**REQUEST**
Leave out the pictures and transcribe everything else exactly.

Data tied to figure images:
>> Begin
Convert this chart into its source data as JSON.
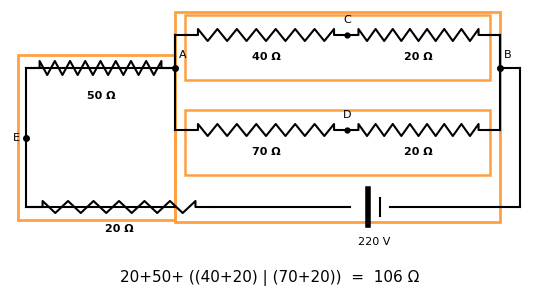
{
  "bg_color": "#ffffff",
  "orange": "#FFA040",
  "black": "#000000",
  "lw": 1.5,
  "fig_w": 5.4,
  "fig_h": 2.96,
  "dpi": 100,
  "formula": "20+50+ ((40+20) | (70+20))  =  106 Ω",
  "formula_fs": 11,
  "voltage_label": "220 V",
  "res_labels": {
    "50": "50 Ω",
    "20b": "20 Ω",
    "40": "40 Ω",
    "20c": "20 Ω",
    "70": "70 Ω",
    "20d": "20 Ω"
  },
  "nodes": {
    "A": "A",
    "B": "B",
    "C": "C",
    "D": "D",
    "E": "E"
  }
}
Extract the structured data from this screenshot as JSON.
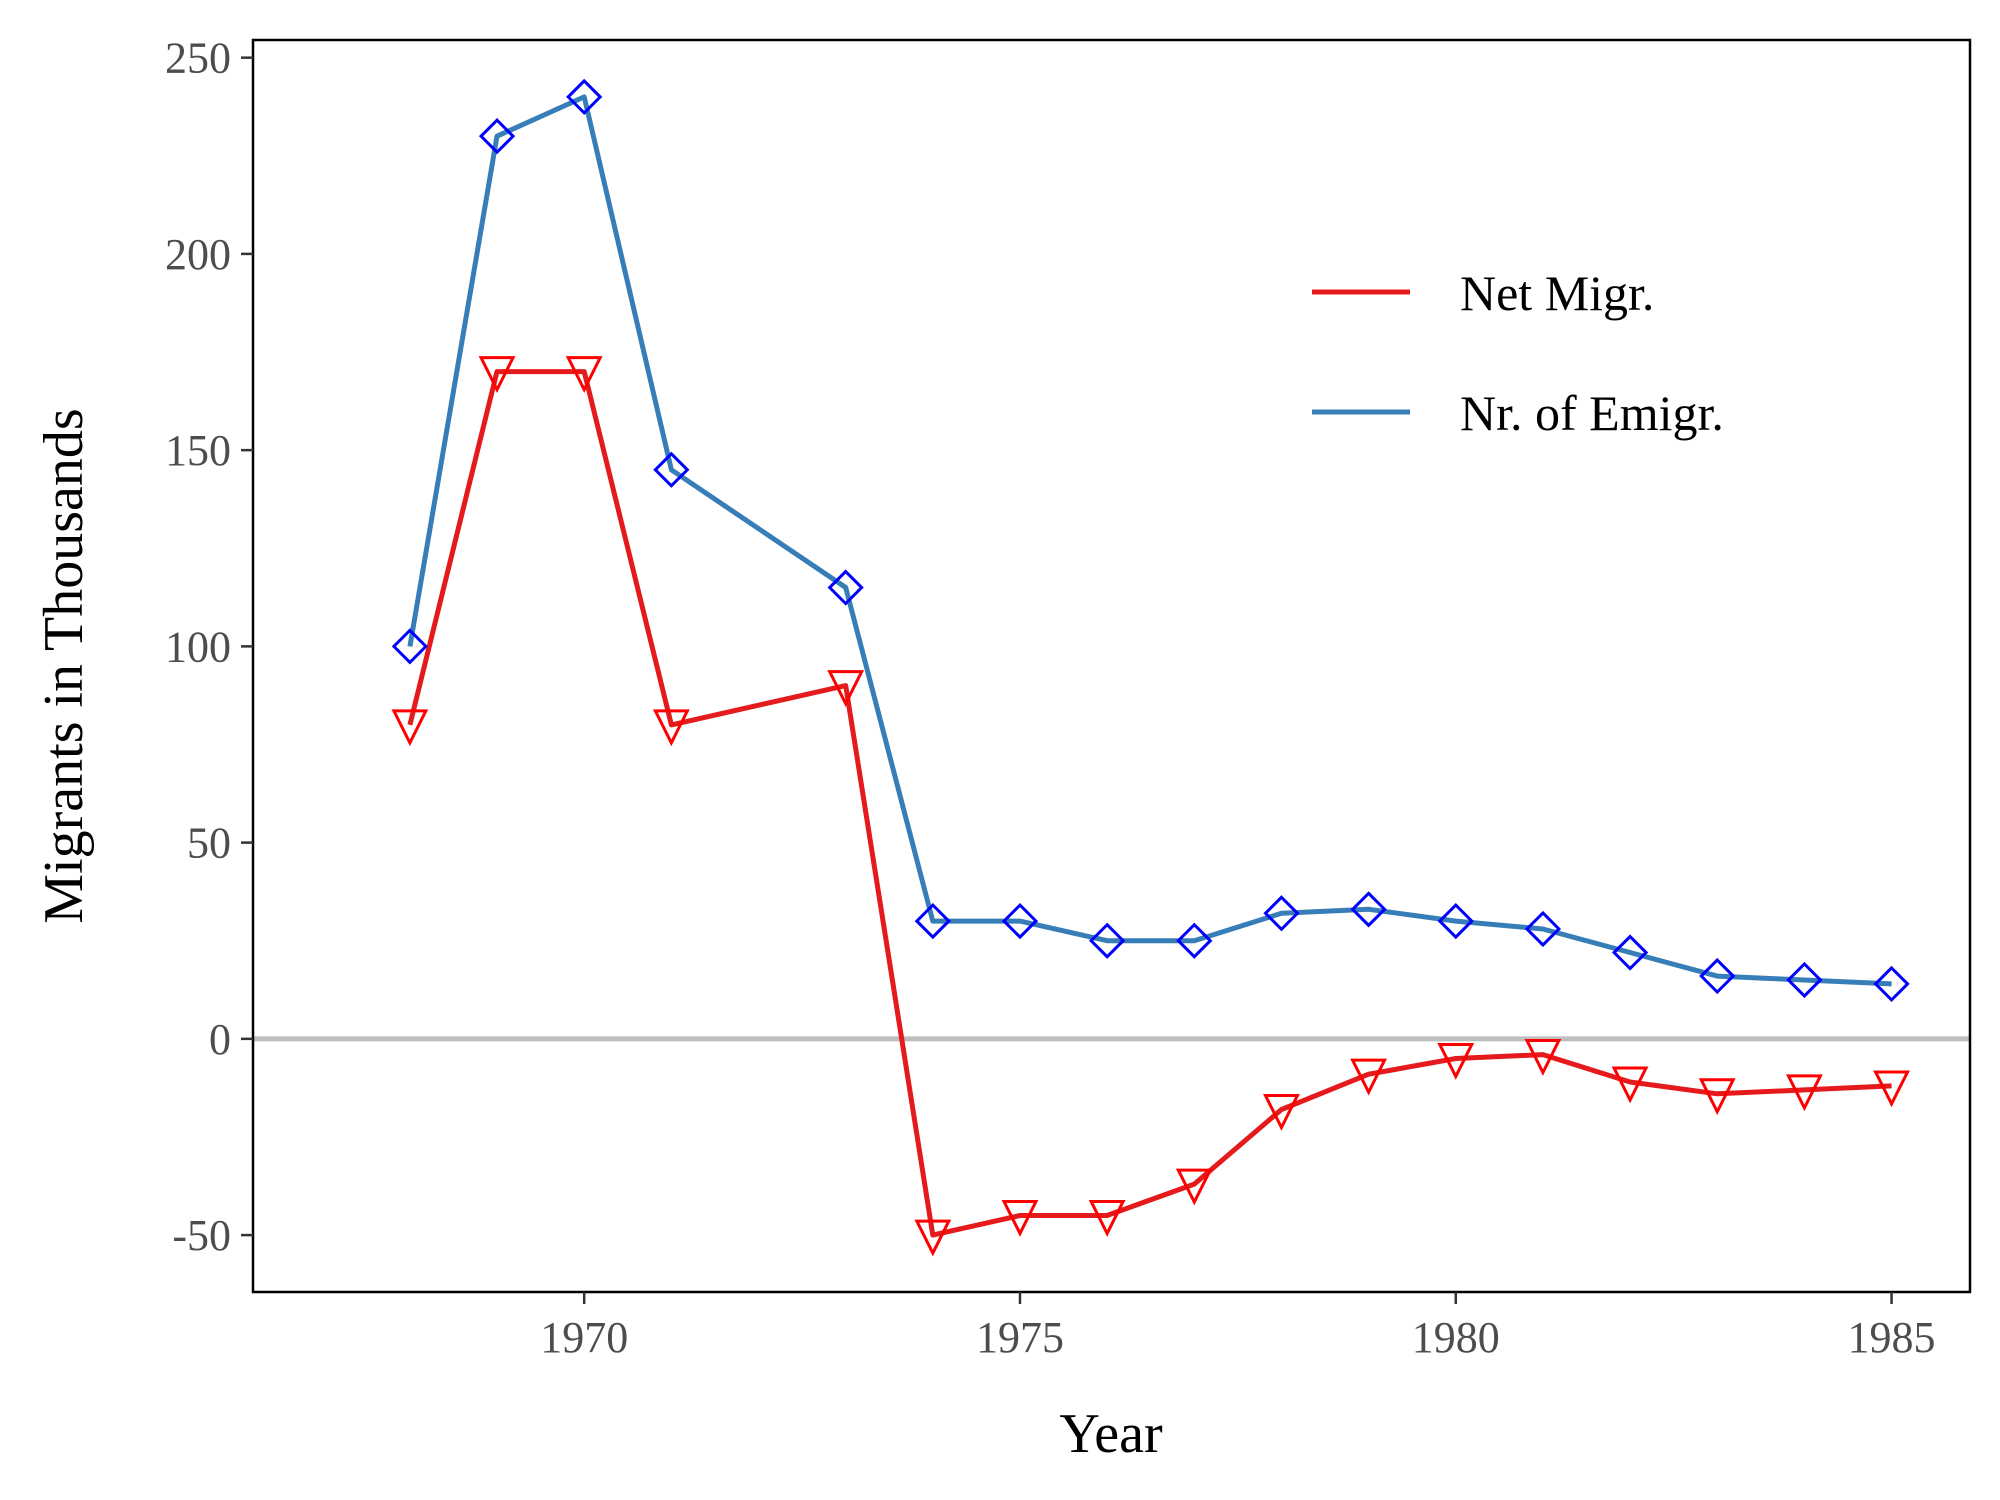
{
  "chart_data": {
    "type": "line",
    "title": "",
    "xlabel": "Year",
    "ylabel": "Migrants in Thousands",
    "xlim": [
      1966.2,
      1985.9
    ],
    "ylim": [
      -64.5,
      254.5
    ],
    "x_ticks": [
      1970,
      1975,
      1980,
      1985
    ],
    "y_ticks": [
      -50,
      0,
      50,
      100,
      150,
      200,
      250
    ],
    "reference_line_y": 0,
    "grid": false,
    "legend_position": "top-right",
    "series": [
      {
        "name": "Net Migr.",
        "color": "#e41a1c",
        "marker": "triangle-down",
        "marker_color": "#ff0000",
        "x": [
          1968,
          1969,
          1970,
          1971,
          1973,
          1974,
          1975,
          1976,
          1977,
          1978,
          1979,
          1980,
          1981,
          1982,
          1983,
          1984,
          1985
        ],
        "values": [
          80,
          170,
          170,
          80,
          90,
          -50,
          -45,
          -45,
          -37,
          -18,
          -9,
          -5,
          -4,
          -11,
          -14,
          -13,
          -12
        ]
      },
      {
        "name": "Nr. of Emigr.",
        "color": "#377eb8",
        "marker": "diamond",
        "marker_color": "#0000ff",
        "x": [
          1968,
          1969,
          1970,
          1971,
          1973,
          1974,
          1975,
          1976,
          1977,
          1978,
          1979,
          1980,
          1981,
          1982,
          1983,
          1984,
          1985
        ],
        "values": [
          100,
          230,
          240,
          145,
          115,
          30,
          30,
          25,
          25,
          32,
          33,
          30,
          28,
          22,
          16,
          15,
          14
        ]
      }
    ]
  }
}
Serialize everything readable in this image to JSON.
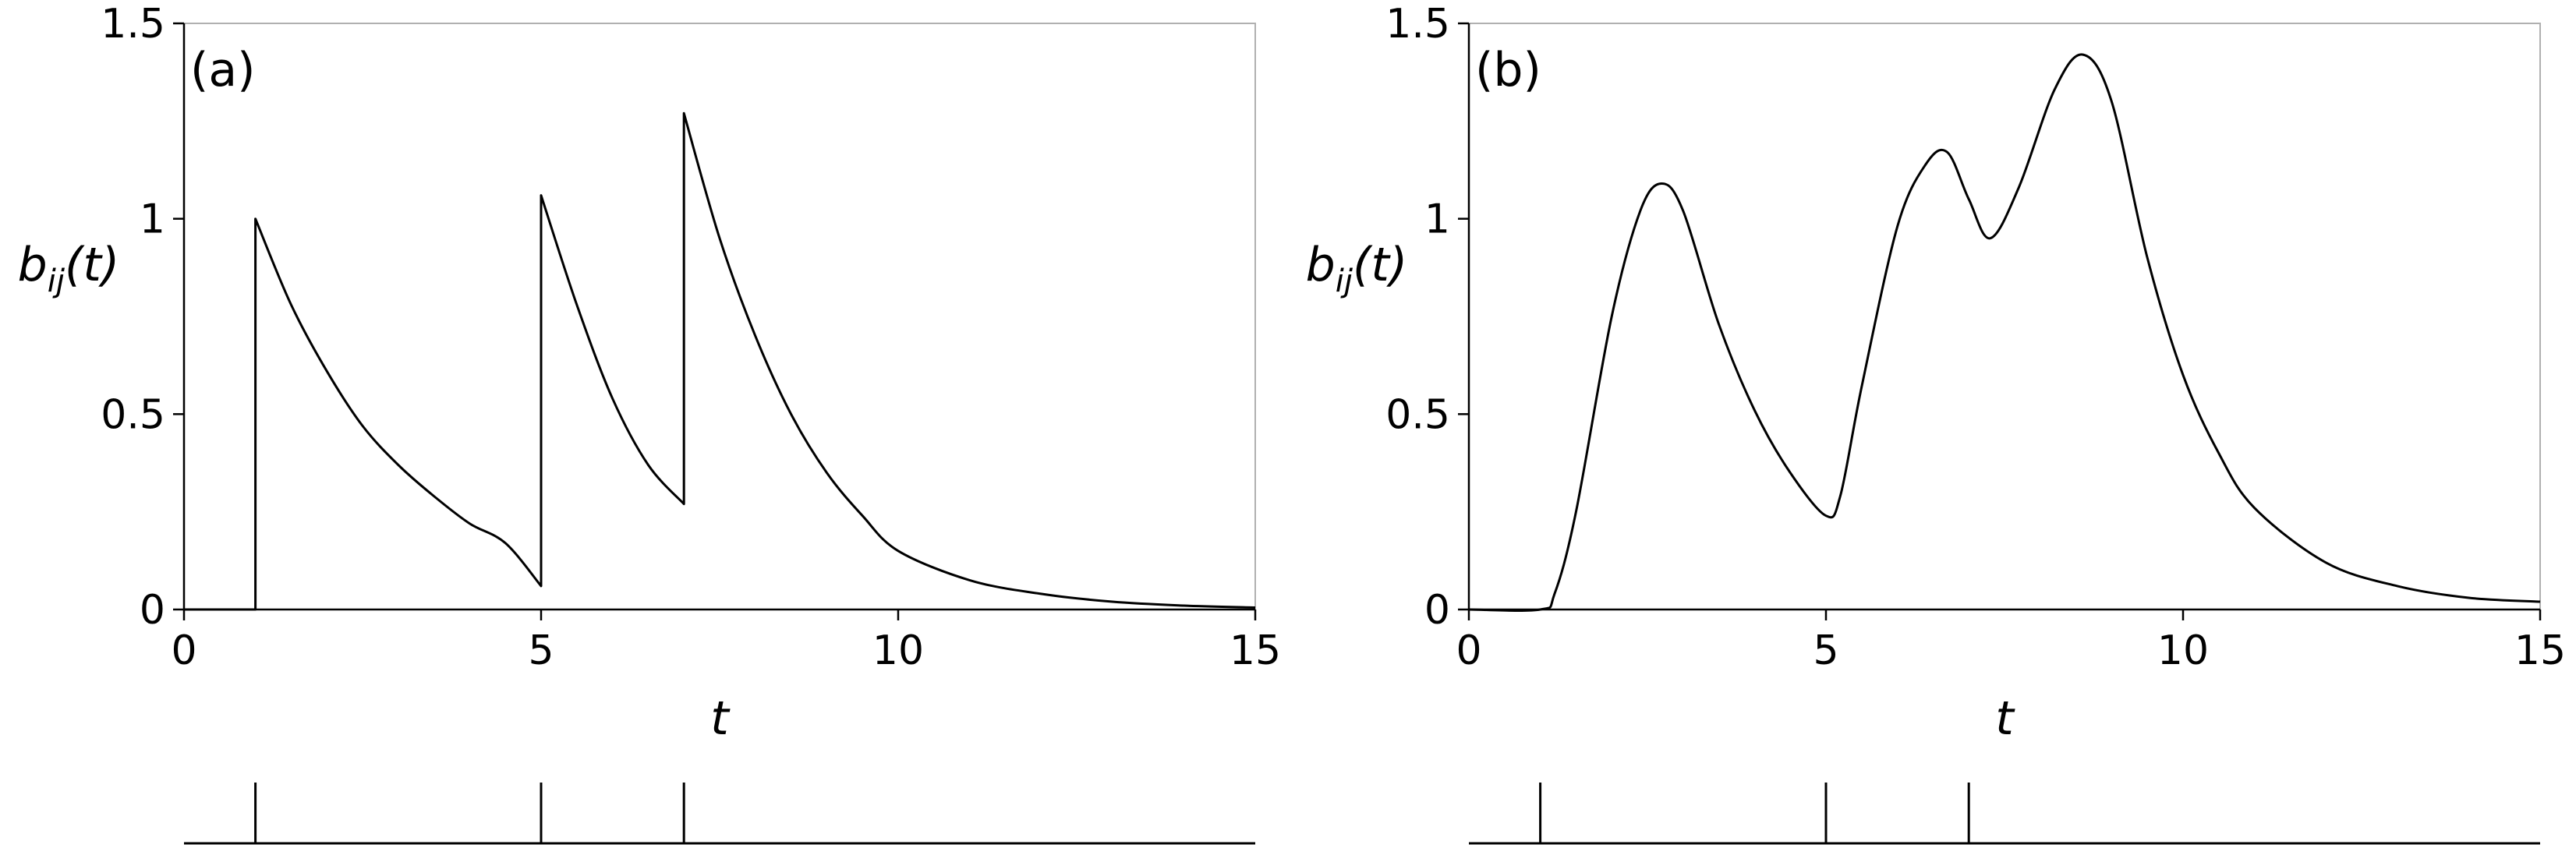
{
  "chart_data": [
    {
      "type": "line",
      "panel_label": "(a)",
      "xlabel": "t",
      "ylabel": {
        "base": "b",
        "sub": "ij",
        "arg": "(t)"
      },
      "xlim": [
        0,
        15
      ],
      "ylim": [
        0,
        1.5
      ],
      "x_ticks": [
        "0",
        "5",
        "10",
        "15"
      ],
      "x_tick_values": [
        0,
        5,
        10,
        15
      ],
      "y_ticks": [
        "0",
        "0.5",
        "1",
        "1.5"
      ],
      "y_tick_values": [
        0,
        0.5,
        1,
        1.5
      ],
      "grid": false,
      "spike_times": [
        1,
        5,
        7
      ],
      "series": [
        {
          "x": [
            0,
            1,
            1,
            1.5,
            2,
            2.5,
            3,
            3.5,
            4,
            4.5,
            5,
            5,
            5.5,
            6,
            6.5,
            7,
            7,
            7.5,
            8,
            8.5,
            9,
            9.5,
            10,
            11,
            12,
            13,
            14,
            15
          ],
          "values": [
            0,
            0,
            1.0,
            0.78,
            0.61,
            0.47,
            0.37,
            0.29,
            0.22,
            0.17,
            0.06,
            1.06,
            0.78,
            0.54,
            0.37,
            0.27,
            1.27,
            0.95,
            0.7,
            0.5,
            0.35,
            0.24,
            0.15,
            0.075,
            0.04,
            0.02,
            0.01,
            0.005
          ]
        }
      ]
    },
    {
      "type": "line",
      "panel_label": "(b)",
      "xlabel": "t",
      "ylabel": {
        "base": "b",
        "sub": "ij",
        "arg": "(t)"
      },
      "xlim": [
        0,
        15
      ],
      "ylim": [
        0,
        1.5
      ],
      "x_ticks": [
        "0",
        "5",
        "10",
        "15"
      ],
      "x_tick_values": [
        0,
        5,
        10,
        15
      ],
      "y_ticks": [
        "0",
        "0.5",
        "1",
        "1.5"
      ],
      "y_tick_values": [
        0,
        0.5,
        1,
        1.5
      ],
      "grid": false,
      "spike_times": [
        1,
        5,
        7
      ],
      "series": [
        {
          "x": [
            0,
            1,
            1.2,
            1.5,
            2,
            2.4,
            2.7,
            3,
            3.5,
            4,
            4.5,
            5,
            5.2,
            5.5,
            6,
            6.4,
            6.7,
            7,
            7.3,
            7.7,
            8.2,
            8.6,
            9,
            9.5,
            10,
            10.5,
            11,
            12,
            13,
            14,
            15
          ],
          "values": [
            0,
            0,
            0.04,
            0.25,
            0.75,
            1.02,
            1.09,
            1.02,
            0.73,
            0.51,
            0.35,
            0.24,
            0.29,
            0.57,
            0.98,
            1.14,
            1.17,
            1.05,
            0.95,
            1.08,
            1.33,
            1.42,
            1.3,
            0.9,
            0.6,
            0.4,
            0.26,
            0.12,
            0.06,
            0.03,
            0.02
          ]
        }
      ]
    }
  ]
}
>> End
**WRITTEN SOLUTION**
Convert this chart into its source data as JSON.
{
  "bg_color": "#ffffff",
  "orange": "#FFA040",
  "black": "#000000",
  "lw": 1.5,
  "fig_w": 5.4,
  "fig_h": 2.96,
  "dpi": 100,
  "formula": "20+50+ ((40+20) | (70+20))  =  106 Ω",
  "formula_fs": 11,
  "voltage_label": "220 V",
  "res_labels": {
    "50": "50 Ω",
    "20b": "20 Ω",
    "40": "40 Ω",
    "20c": "20 Ω",
    "70": "70 Ω",
    "20d": "20 Ω"
  },
  "nodes": {
    "A": "A",
    "B": "B",
    "C": "C",
    "D": "D",
    "E": "E"
  }
}
Extract the structured data from this screenshot as JSON.
{
  "chart_data": {
    "type": "line",
    "title": "",
    "xlabel": "Year",
    "ylabel": "Migrants in Thousands",
    "xlim": [
      1966.2,
      1985.9
    ],
    "ylim": [
      -64.5,
      254.5
    ],
    "x_ticks": [
      1970,
      1975,
      1980,
      1985
    ],
    "y_ticks": [
      -50,
      0,
      50,
      100,
      150,
      200,
      250
    ],
    "reference_line_y": 0,
    "grid": false,
    "legend_position": "top-right",
    "series": [
      {
        "name": "Net Migr.",
        "color": "#e41a1c",
        "marker": "triangle-down",
        "marker_color": "#ff0000",
        "x": [
          1968,
          1969,
          1970,
          1971,
          1973,
          1974,
          1975,
          1976,
          1977,
          1978,
          1979,
          1980,
          1981,
          1982,
          1983,
          1984,
          1985
        ],
        "values": [
          80,
          170,
          170,
          80,
          90,
          -50,
          -45,
          -45,
          -37,
          -18,
          -9,
          -5,
          -4,
          -11,
          -14,
          -13,
          -12
        ]
      },
      {
        "name": "Nr. of Emigr.",
        "color": "#377eb8",
        "marker": "diamond",
        "marker_color": "#0000ff",
        "x": [
          1968,
          1969,
          1970,
          1971,
          1973,
          1974,
          1975,
          1976,
          1977,
          1978,
          1979,
          1980,
          1981,
          1982,
          1983,
          1984,
          1985
        ],
        "values": [
          100,
          230,
          240,
          145,
          115,
          30,
          30,
          25,
          25,
          32,
          33,
          30,
          28,
          22,
          16,
          15,
          14
        ]
      }
    ]
  }
}
Serialize everything readable in this image to JSON.
{
  "chart_data": [
    {
      "type": "line",
      "panel_label": "(a)",
      "xlabel": "t",
      "ylabel": {
        "base": "b",
        "sub": "ij",
        "arg": "(t)"
      },
      "xlim": [
        0,
        15
      ],
      "ylim": [
        0,
        1.5
      ],
      "x_ticks": [
        "0",
        "5",
        "10",
        "15"
      ],
      "x_tick_values": [
        0,
        5,
        10,
        15
      ],
      "y_ticks": [
        "0",
        "0.5",
        "1",
        "1.5"
      ],
      "y_tick_values": [
        0,
        0.5,
        1,
        1.5
      ],
      "grid": false,
      "spike_times": [
        1,
        5,
        7
      ],
      "series": [
        {
          "x": [
            0,
            1,
            1,
            1.5,
            2,
            2.5,
            3,
            3.5,
            4,
            4.5,
            5,
            5,
            5.5,
            6,
            6.5,
            7,
            7,
            7.5,
            8,
            8.5,
            9,
            9.5,
            10,
            11,
            12,
            13,
            14,
            15
          ],
          "values": [
            0,
            0,
            1.0,
            0.78,
            0.61,
            0.47,
            0.37,
            0.29,
            0.22,
            0.17,
            0.06,
            1.06,
            0.78,
            0.54,
            0.37,
            0.27,
            1.27,
            0.95,
            0.7,
            0.5,
            0.35,
            0.24,
            0.15,
            0.075,
            0.04,
            0.02,
            0.01,
            0.005
          ]
        }
      ]
    },
    {
      "type": "line",
      "panel_label": "(b)",
      "xlabel": "t",
      "ylabel": {
        "base": "b",
        "sub": "ij",
        "arg": "(t)"
      },
      "xlim": [
        0,
        15
      ],
      "ylim": [
        0,
        1.5
      ],
      "x_ticks": [
        "0",
        "5",
        "10",
        "15"
      ],
      "x_tick_values": [
        0,
        5,
        10,
        15
      ],
      "y_ticks": [
        "0",
        "0.5",
        "1",
        "1.5"
      ],
      "y_tick_values": [
        0,
        0.5,
        1,
        1.5
      ],
      "grid": false,
      "spike_times": [
        1,
        5,
        7
      ],
      "series": [
        {
          "x": [
            0,
            1,
            1.2,
            1.5,
            2,
            2.4,
            2.7,
            3,
            3.5,
            4,
            4.5,
            5,
            5.2,
            5.5,
            6,
            6.4,
            6.7,
            7,
            7.3,
            7.7,
            8.2,
            8.6,
            9,
            9.5,
            10,
            10.5,
            11,
            12,
            13,
            14,
            15
          ],
          "values": [
            0,
            0,
            0.04,
            0.25,
            0.75,
            1.02,
            1.09,
            1.02,
            0.73,
            0.51,
            0.35,
            0.24,
            0.29,
            0.57,
            0.98,
            1.14,
            1.17,
            1.05,
            0.95,
            1.08,
            1.33,
            1.42,
            1.3,
            0.9,
            0.6,
            0.4,
            0.26,
            0.12,
            0.06,
            0.03,
            0.02
          ]
        }
      ]
    }
  ]
}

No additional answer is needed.